Copy each line that holds "significantly".

[Saved data entries]
▬▬▬

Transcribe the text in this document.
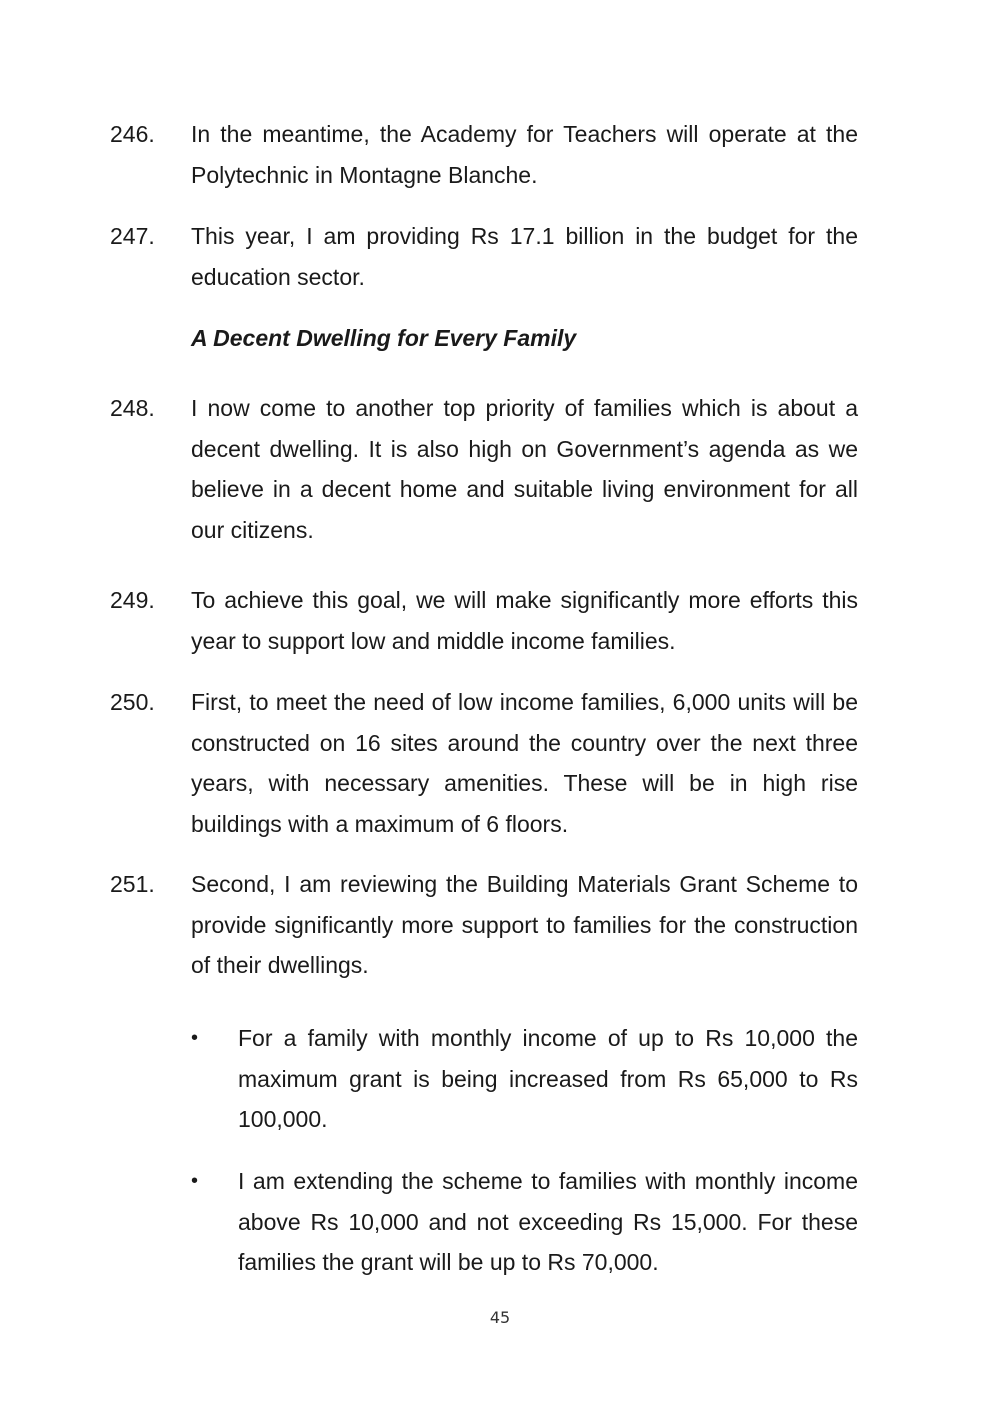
246.	In the meantime, the Academy for Teachers will operate at the Polytechnic in Montagne Blanche.
247.	This year, I am providing Rs 17.1 billion in the budget for the education sector.
A Decent Dwelling for Every Family
248.	I now come to another top priority of families which is about a decent dwelling. It is also high on Government’s agenda as we believe in a decent home and suitable living environment for all our citizens.
249.	To achieve this goal, we will make significantly more efforts this year to support low and middle income families.
250.	First, to meet the need of low income families, 6,000 units will be constructed on 16 sites around the country over the next three years, with necessary amenities. These will be in high rise buildings with a maximum of 6 floors.
251.	Second, I am reviewing the Building Materials Grant Scheme to provide significantly more support to families for the construction of their dwellings.
•	For a family with monthly income of up to Rs 10,000 the maximum grant is being increased from Rs 65,000 to Rs 100,000.
•	I am extending the scheme to families with monthly income above Rs 10,000 and not exceeding Rs 15,000. For these families the grant will be up to Rs 70,000.
45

▬▬▬

> [Result for this exercise]:
249.	To achieve this goal, we will make significantly more efforts this year to support low and middle income families.
251.	Second, I am reviewing the Building Materials Grant Scheme to provide significantly more support to families for the construction of their dwellings.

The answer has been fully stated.